## WHAT YOU NEED TO DO
Please reproduce word for word the passage of the natural join discussion between "So maximum =2000" and "as the answer?", inclusive.

## TEXT EXTRACT
⁂
R1 NATURAL JOIN R2 = number of relation with foreign key attribute relation.

So maximum =2000 , minimum =0

Sum( maximum + minimum) = 2000
Why minimum cannot be 0?Assume the foreign key in R2 is all NULL,because question does not say that foreign key CAN NOT be null and in general it may be null.So to get minmum if all the null then join will 0.

Please correct me if wrong
I think untill unless mentioned we need not to consider.

Arnabi  what is the answer ? I will go with 2000 for numerical type.:

Anu007 :- You are suggesting 2000 or 4000 as the answer?

 

Taking the minimum case into consideration answer given is 2000.

3 Answers

+1 vote
Best answer

Let A in R2 be null for all the tuples as foreign keys can be null , hence natural join would result in zero tuples. Hence minimum = 0 tuples

Max records will only be generated when the value in R2(A) for all the tuples is same as any value in R1(A). Here, all values of A in R1 will be unique as it must be a key due to foreign key constraint. Hence in that case , output would be 2000.

Hence sum(min+max)=2000

answered by Active (1.2k points)
selected by
+1 vote

Assume R1 has 3 tuples and R2 has 2 tuples

R1                               R2

A B C                       A D E

1 2 3                        1 8 9 

1 4 5                        1 9 10

1 6 7

R1 NATURAL JOIN R2

A B C D E

1  2 3  8 9

1  2 3  9 10

1  4 5  8  9

1  4 5  9 10

1  6 7  8  9

1  6 7  9  10

 

So we have 3*2 = 6 tuples.

NOTE:- Since it is not mentioned that A is key so value of A can be repeated.
⁂
## GIVEN DATA
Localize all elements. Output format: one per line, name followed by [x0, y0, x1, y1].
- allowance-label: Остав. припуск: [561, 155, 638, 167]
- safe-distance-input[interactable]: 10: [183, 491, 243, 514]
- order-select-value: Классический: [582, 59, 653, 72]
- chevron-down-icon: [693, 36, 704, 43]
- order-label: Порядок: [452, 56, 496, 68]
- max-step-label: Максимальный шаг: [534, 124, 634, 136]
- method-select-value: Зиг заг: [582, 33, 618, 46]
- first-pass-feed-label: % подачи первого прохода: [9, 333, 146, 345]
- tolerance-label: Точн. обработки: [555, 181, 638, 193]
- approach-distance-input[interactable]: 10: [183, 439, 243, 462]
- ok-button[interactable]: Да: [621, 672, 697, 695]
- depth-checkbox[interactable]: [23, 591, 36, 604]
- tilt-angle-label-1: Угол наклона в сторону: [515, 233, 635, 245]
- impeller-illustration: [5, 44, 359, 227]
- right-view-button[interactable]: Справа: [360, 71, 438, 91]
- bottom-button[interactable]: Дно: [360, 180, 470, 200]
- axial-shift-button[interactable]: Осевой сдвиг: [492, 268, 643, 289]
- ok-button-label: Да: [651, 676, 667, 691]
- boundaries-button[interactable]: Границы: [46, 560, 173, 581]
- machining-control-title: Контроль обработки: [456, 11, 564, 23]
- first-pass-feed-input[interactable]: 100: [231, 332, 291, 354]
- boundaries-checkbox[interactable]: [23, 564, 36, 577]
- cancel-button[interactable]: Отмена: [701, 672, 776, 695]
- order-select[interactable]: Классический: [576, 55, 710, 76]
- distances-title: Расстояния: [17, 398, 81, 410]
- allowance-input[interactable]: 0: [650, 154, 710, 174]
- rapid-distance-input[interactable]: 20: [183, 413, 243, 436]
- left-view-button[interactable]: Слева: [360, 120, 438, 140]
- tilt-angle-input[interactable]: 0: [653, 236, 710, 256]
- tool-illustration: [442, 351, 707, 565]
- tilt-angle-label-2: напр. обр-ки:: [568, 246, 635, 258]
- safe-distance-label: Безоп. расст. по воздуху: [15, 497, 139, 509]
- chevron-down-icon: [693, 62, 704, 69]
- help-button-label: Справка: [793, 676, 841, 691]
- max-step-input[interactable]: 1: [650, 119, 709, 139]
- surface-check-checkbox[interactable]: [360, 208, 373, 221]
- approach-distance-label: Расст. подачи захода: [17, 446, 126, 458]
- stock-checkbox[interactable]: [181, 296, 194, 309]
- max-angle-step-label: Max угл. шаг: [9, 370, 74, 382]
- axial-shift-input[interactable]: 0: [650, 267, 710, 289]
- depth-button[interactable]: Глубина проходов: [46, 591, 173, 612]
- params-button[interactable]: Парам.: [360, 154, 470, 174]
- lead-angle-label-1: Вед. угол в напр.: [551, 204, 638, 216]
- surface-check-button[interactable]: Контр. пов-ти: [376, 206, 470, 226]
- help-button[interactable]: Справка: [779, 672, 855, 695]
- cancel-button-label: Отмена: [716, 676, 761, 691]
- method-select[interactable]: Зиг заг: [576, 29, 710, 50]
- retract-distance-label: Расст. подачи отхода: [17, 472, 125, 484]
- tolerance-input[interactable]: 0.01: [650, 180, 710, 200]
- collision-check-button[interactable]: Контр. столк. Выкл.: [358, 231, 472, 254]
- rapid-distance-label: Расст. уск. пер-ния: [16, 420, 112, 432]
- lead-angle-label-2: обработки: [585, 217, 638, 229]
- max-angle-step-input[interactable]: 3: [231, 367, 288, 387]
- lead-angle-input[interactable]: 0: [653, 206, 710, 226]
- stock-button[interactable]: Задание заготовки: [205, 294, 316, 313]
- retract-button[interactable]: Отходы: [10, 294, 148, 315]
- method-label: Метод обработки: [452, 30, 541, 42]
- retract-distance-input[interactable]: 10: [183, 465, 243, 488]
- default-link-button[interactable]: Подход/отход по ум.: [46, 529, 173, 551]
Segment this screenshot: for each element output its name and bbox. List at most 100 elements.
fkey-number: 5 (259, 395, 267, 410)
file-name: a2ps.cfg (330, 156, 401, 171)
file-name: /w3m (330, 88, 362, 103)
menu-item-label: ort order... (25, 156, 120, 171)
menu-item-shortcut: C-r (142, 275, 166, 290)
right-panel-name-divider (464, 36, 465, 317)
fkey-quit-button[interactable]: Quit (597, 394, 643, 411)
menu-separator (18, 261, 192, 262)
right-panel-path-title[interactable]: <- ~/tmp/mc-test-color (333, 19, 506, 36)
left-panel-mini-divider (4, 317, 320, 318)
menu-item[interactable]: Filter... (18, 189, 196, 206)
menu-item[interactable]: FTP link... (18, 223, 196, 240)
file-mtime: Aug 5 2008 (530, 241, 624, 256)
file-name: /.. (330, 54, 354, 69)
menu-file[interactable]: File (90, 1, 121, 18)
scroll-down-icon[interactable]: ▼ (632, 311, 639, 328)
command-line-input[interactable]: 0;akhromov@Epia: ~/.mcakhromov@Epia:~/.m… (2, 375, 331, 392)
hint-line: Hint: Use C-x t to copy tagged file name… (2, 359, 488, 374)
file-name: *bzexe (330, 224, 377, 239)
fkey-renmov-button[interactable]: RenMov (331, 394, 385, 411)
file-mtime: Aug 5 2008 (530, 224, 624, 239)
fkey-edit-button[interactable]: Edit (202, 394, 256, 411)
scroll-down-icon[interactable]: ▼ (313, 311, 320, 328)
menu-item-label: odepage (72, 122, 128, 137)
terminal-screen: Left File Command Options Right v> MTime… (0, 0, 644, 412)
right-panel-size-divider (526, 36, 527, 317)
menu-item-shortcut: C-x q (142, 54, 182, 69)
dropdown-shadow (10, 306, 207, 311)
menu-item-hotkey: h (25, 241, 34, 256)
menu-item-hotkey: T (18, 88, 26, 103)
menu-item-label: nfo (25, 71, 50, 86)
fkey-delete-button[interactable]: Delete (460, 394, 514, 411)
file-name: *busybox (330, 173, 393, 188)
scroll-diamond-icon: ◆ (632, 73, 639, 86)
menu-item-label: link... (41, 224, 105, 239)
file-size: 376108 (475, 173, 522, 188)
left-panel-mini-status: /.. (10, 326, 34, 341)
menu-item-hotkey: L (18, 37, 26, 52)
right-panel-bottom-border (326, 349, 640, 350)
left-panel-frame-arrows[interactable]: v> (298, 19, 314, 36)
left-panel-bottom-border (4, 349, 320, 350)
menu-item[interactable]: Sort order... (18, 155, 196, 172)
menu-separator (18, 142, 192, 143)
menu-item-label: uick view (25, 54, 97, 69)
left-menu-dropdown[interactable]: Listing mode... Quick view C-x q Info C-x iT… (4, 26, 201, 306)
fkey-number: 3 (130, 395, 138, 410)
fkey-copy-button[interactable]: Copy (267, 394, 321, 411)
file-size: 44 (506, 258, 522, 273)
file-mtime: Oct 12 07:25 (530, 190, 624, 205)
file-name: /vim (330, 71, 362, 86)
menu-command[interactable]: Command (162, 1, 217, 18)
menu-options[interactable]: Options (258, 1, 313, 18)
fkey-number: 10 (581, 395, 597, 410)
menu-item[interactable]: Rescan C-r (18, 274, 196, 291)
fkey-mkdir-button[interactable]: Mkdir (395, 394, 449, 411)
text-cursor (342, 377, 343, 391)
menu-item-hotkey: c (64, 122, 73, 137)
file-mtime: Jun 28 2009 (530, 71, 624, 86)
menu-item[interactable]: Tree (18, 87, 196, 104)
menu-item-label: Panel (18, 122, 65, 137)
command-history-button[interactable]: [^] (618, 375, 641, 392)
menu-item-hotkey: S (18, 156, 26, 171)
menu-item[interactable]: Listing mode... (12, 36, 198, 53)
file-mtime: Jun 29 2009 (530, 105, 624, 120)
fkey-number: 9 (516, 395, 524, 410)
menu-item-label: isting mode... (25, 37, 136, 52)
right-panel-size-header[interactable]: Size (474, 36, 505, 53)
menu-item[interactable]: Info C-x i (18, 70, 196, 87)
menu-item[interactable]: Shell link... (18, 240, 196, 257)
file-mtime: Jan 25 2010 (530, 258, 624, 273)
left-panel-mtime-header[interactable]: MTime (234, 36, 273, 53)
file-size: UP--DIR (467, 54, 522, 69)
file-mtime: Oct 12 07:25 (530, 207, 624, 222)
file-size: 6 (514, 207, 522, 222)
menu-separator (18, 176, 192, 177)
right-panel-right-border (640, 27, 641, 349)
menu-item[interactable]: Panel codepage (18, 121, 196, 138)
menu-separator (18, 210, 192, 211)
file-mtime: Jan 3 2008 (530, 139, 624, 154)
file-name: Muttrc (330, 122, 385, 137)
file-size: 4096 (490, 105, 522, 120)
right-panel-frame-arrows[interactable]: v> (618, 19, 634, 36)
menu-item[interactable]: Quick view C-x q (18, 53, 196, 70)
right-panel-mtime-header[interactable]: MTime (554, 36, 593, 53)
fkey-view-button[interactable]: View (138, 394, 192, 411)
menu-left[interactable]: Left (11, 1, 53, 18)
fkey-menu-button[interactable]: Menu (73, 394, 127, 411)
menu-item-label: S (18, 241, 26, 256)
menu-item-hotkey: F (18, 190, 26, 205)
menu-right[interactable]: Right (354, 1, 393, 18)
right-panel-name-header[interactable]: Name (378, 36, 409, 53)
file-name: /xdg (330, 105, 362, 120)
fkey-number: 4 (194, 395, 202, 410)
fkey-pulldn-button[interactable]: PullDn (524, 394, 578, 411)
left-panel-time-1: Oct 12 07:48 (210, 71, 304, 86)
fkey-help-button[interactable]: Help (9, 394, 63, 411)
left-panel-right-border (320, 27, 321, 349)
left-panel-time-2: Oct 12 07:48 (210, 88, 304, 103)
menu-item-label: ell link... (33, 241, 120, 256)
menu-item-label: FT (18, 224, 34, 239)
⁂
## SOLUTION
So maximum =2000 , minimum =0

Sum( maximum + minimum) = 2000
Why minimum cannot be 0?Assume the foreign key in R2 is all NULL,because question does not say that foreign key CAN NOT be null and in general it may be null.So to get minmum if all the null then join will 0.

Please correct me if wrong
I think untill unless mentioned we need not to consider.

Arnabi  what is the answer ? I will go with 2000 for numerical type.:

Anu007 :- You are suggesting 2000 or 4000 as the answer?